◆ THE TASK ◆
Copy all lines that contain the word "time".
* Begin SUPPLIED MATERIAL *
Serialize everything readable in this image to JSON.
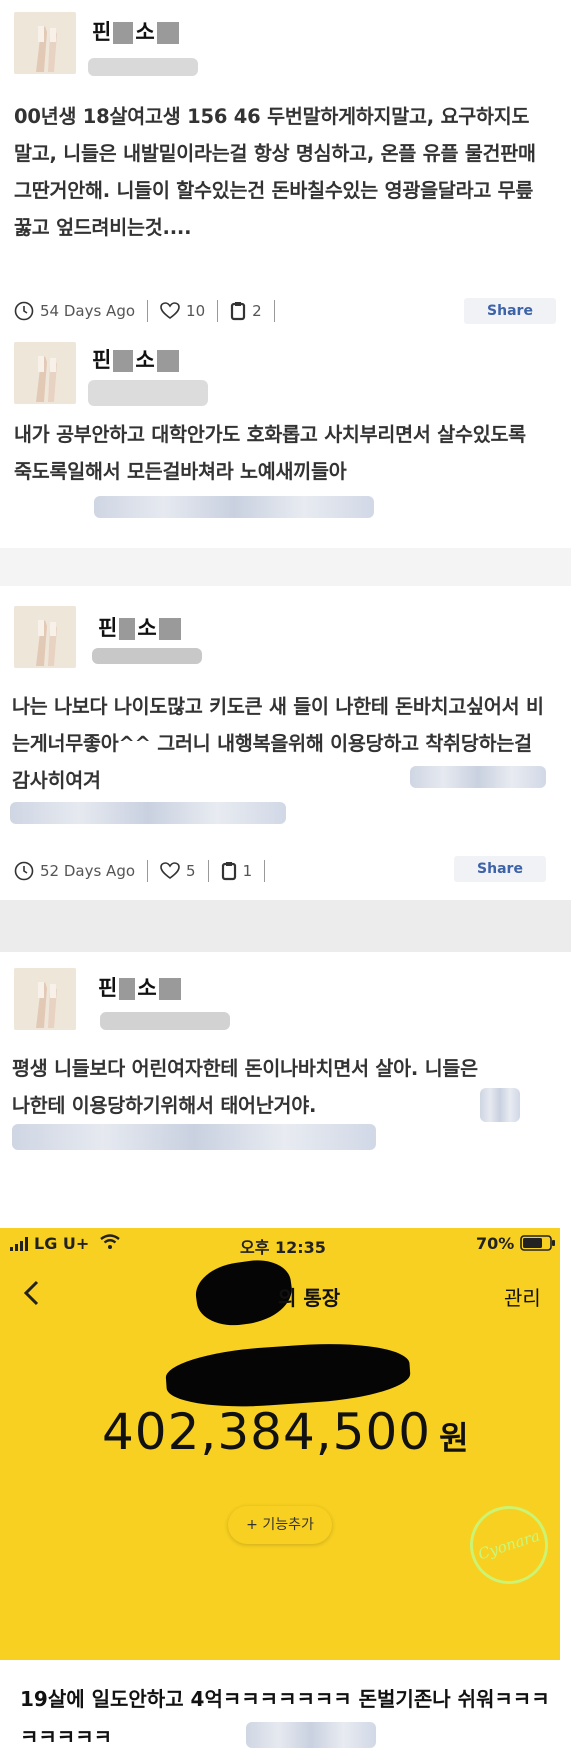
{
  "posts": [
    {
      "username_left": "핀",
      "username_right": "소",
      "body": "00년생 18살여고생 156 46 두번말하게하지말고, 요구하지도말고, 니들은 내발밑이라는걸 항상 명심하고, 온플 유플 물건판매 그딴거안해. 니들이 할수있는건 돈바칠수있는 영광을달라고 무릎꿇고 엎드려비는것....",
      "time": "54 Days Ago",
      "likes": "10",
      "reposts": "2",
      "share": "Share"
    },
    {
      "username_left": "핀",
      "username_right": "소",
      "body": "내가 공부안하고 대학안가도 호화롭고 사치부리면서 살수있도록 죽도록일해서 모든걸바쳐라 노예새끼들아"
    },
    {
      "username_left": "핀",
      "username_right": "소",
      "body": "나는 나보다 나이도많고 키도큰 새 들이 나한테 돈바치고싶어서 비는게너무좋아^^ 그러니 내행복을위해 이용당하고 착취당하는걸 감사히여겨",
      "time": "52 Days Ago",
      "likes": "5",
      "reposts": "1",
      "share": "Share"
    },
    {
      "username_left": "핀",
      "username_right": "소",
      "body": "평생 니들보다 어린여자한테 돈이나바치면서 살아. 니들은 나한테 이용당하기위해서 태어난거야."
    }
  ],
  "bank": {
    "carrier": "LG U+",
    "time": "오후 12:35",
    "battery": "70%",
    "title_suffix": "의 통장",
    "manage": "관리",
    "amount": "402,384,500",
    "currency": "원",
    "add_feature": "+ 기능추가",
    "watermark": "Cyonara"
  },
  "caption": "19살에 일도안하고 4억ㅋㅋㅋㅋㅋㅋㅋ 돈벌기존나 쉬워ㅋㅋㅋㅋㅋㅋㅋㅋ",
  "colors": {
    "bank_yellow": "#f8d021",
    "share_text": "#3d63a8"
  }
}
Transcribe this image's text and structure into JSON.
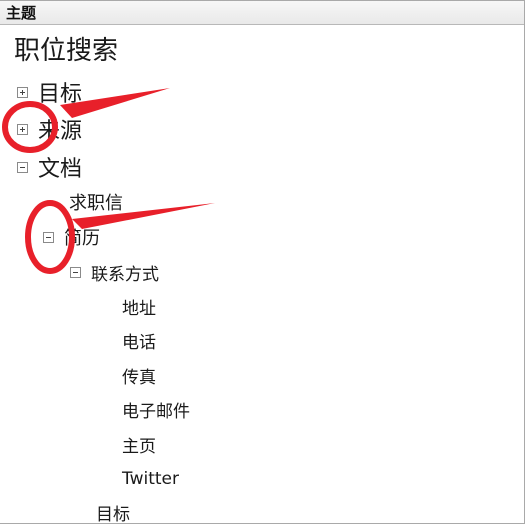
{
  "header": {
    "title": "主题"
  },
  "tree": {
    "root": "职位搜索",
    "level1": [
      {
        "label": "目标",
        "state": "collapsed"
      },
      {
        "label": "来源",
        "state": "collapsed"
      },
      {
        "label": "文档",
        "state": "expanded"
      }
    ],
    "doc_children": {
      "cover_letter": "求职信",
      "resume": "简历",
      "contact": "联系方式",
      "contact_items": [
        "地址",
        "电话",
        "传真",
        "电子邮件",
        "主页",
        "Twitter"
      ],
      "objective": "目标"
    }
  },
  "annotations": {
    "color": "#e8202a"
  }
}
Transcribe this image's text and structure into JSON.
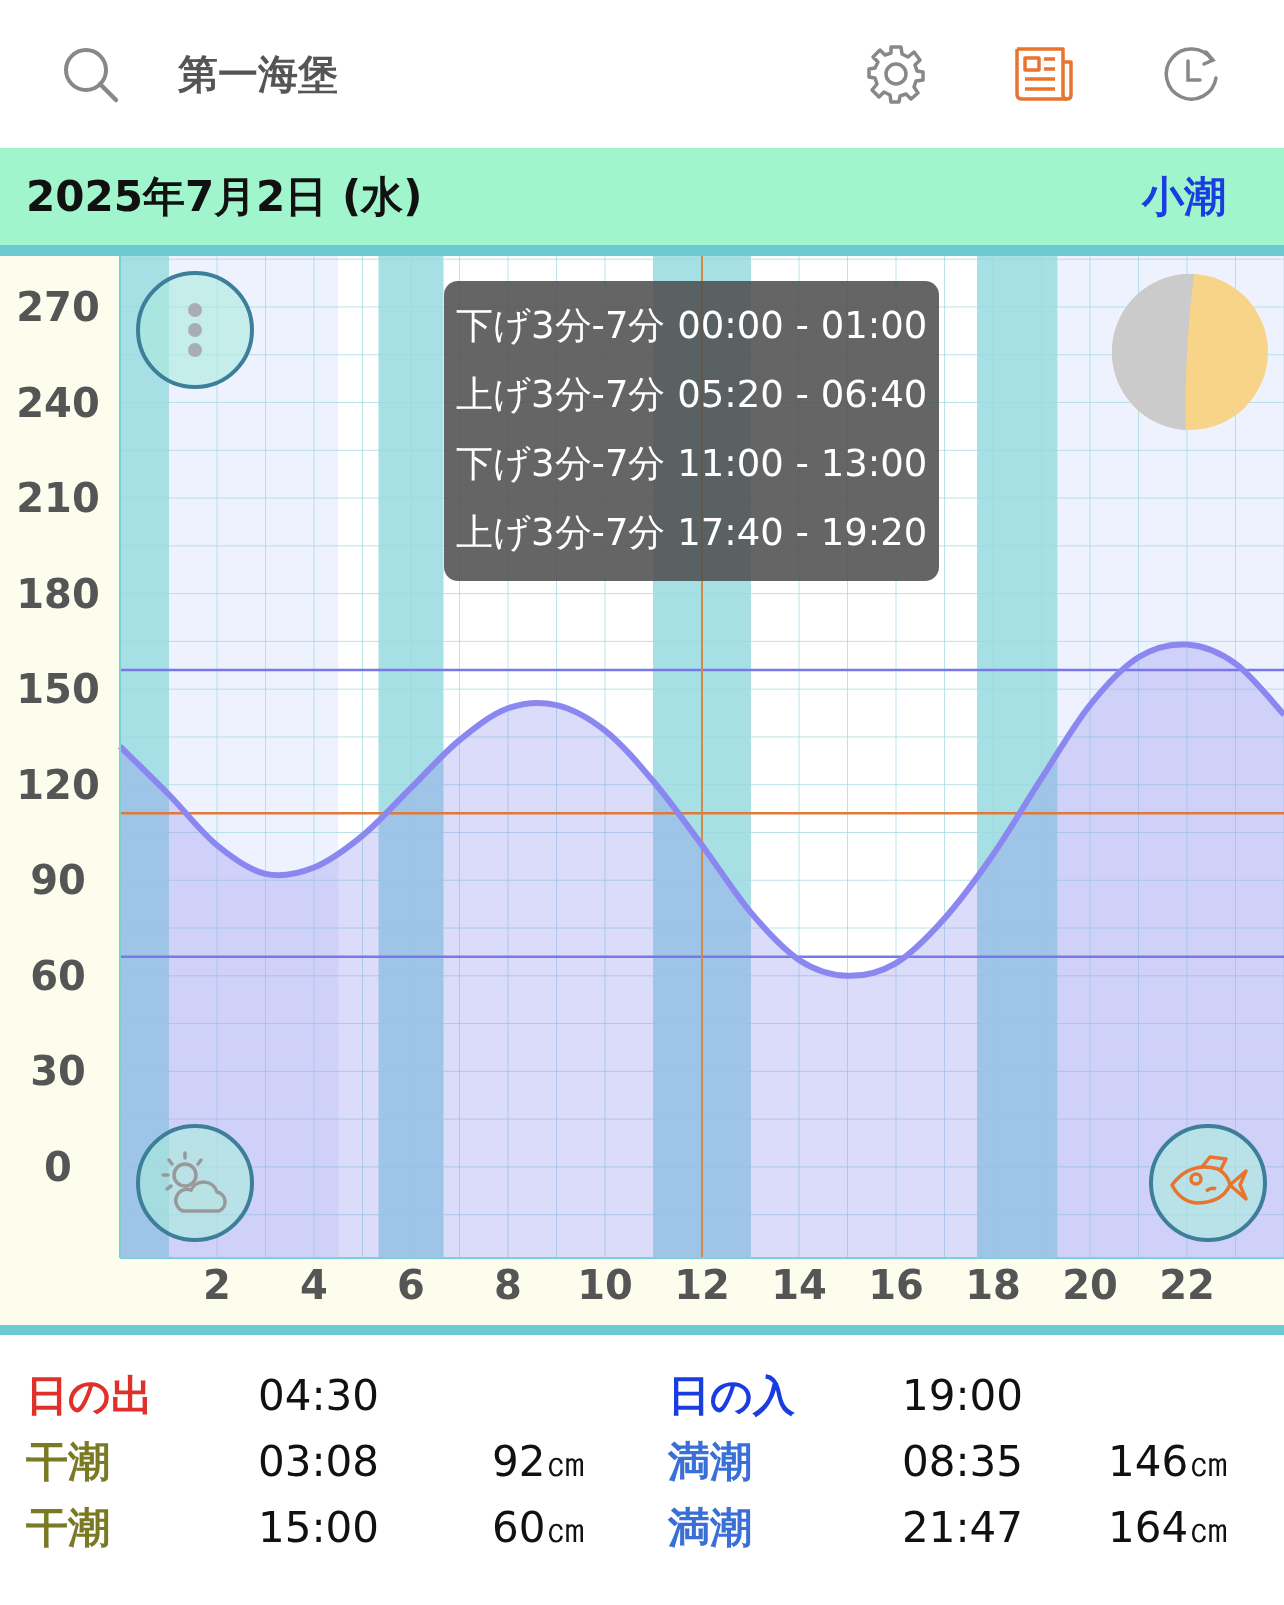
{
  "header": {
    "title": "第一海堡"
  },
  "date_bar": {
    "date": "2025年7月2日 (水)",
    "tide_type": "小潮"
  },
  "chart": {
    "chart_data": {
      "type": "area",
      "x": [
        0,
        1,
        2,
        3,
        4,
        5,
        6,
        7,
        8,
        9,
        10,
        11,
        12,
        13,
        14,
        15,
        16,
        17,
        18,
        19,
        20,
        21,
        22,
        23,
        24
      ],
      "series": [
        {
          "color": "#8b87f0",
          "values": [
            132,
            117,
            101,
            92,
            94,
            104,
            119,
            134,
            144,
            145,
            137,
            121,
            101,
            80,
            65,
            60,
            64,
            78,
            98,
            122,
            145,
            160,
            164,
            158,
            142
          ]
        }
      ],
      "xlim": [
        0,
        24
      ],
      "ylim": [
        -28.6,
        286
      ],
      "xticks": [
        2,
        4,
        6,
        8,
        10,
        12,
        14,
        16,
        18,
        20,
        22
      ],
      "yticks": [
        0,
        30,
        60,
        90,
        120,
        150,
        180,
        210,
        240,
        270
      ],
      "grid": true,
      "bands": [
        {
          "axis": "x",
          "from": 1,
          "to": 4.5,
          "color": "#eef1fe"
        },
        {
          "axis": "x",
          "from": 19.33,
          "to": 24,
          "color": "#eef1fe"
        },
        {
          "axis": "x",
          "from": 0,
          "to": 1,
          "color": "#a6dfe4"
        },
        {
          "axis": "x",
          "from": 5.33,
          "to": 6.67,
          "color": "#a6dfe4"
        },
        {
          "axis": "x",
          "from": 11,
          "to": 13,
          "color": "#a6dfe4"
        },
        {
          "axis": "x",
          "from": 17.67,
          "to": 19.33,
          "color": "#a6dfe4"
        }
      ],
      "ref_lines": [
        {
          "axis": "y",
          "value": 156,
          "color": "#7a78e8"
        },
        {
          "axis": "y",
          "value": 66,
          "color": "#7a78e8"
        },
        {
          "axis": "y",
          "value": 111,
          "color": "#e07a3a"
        },
        {
          "axis": "x",
          "value": 12,
          "color": "#d08a4a"
        }
      ]
    }
  },
  "tooltip": {
    "lines": [
      "下げ3分-7分 00:00 - 01:00",
      "上げ3分-7分 05:20 - 06:40",
      "下げ3分-7分 11:00 - 13:00",
      "上げ3分-7分 17:40 - 19:20"
    ]
  },
  "events": [
    {
      "left": {
        "label": "日の出",
        "color": "#e0302a",
        "time": "04:30"
      },
      "right": {
        "label": "日の入",
        "color": "#1a3de0",
        "time": "19:00"
      }
    },
    {
      "left": {
        "label": "干潮",
        "color": "#7a7a25",
        "time": "03:08",
        "height": "92㎝"
      },
      "right": {
        "label": "満潮",
        "color": "#3a6fd6",
        "time": "08:35",
        "height": "146㎝"
      }
    },
    {
      "left": {
        "label": "干潮",
        "color": "#7a7a25",
        "time": "15:00",
        "height": "60㎝"
      },
      "right": {
        "label": "満潮",
        "color": "#3a6fd6",
        "time": "21:47",
        "height": "164㎝"
      }
    }
  ]
}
* End SUPPLIED MATERIAL *
◆ REPLY ◆
      "time": "54 Days Ago",
      "time": "52 Days Ago",
    "time": "오후 12:35",
        "time": "04:30"
        "time": "19:00"
        "time": "03:08",
        "time": "08:35",
        "time": "15:00",
        "time": "21:47",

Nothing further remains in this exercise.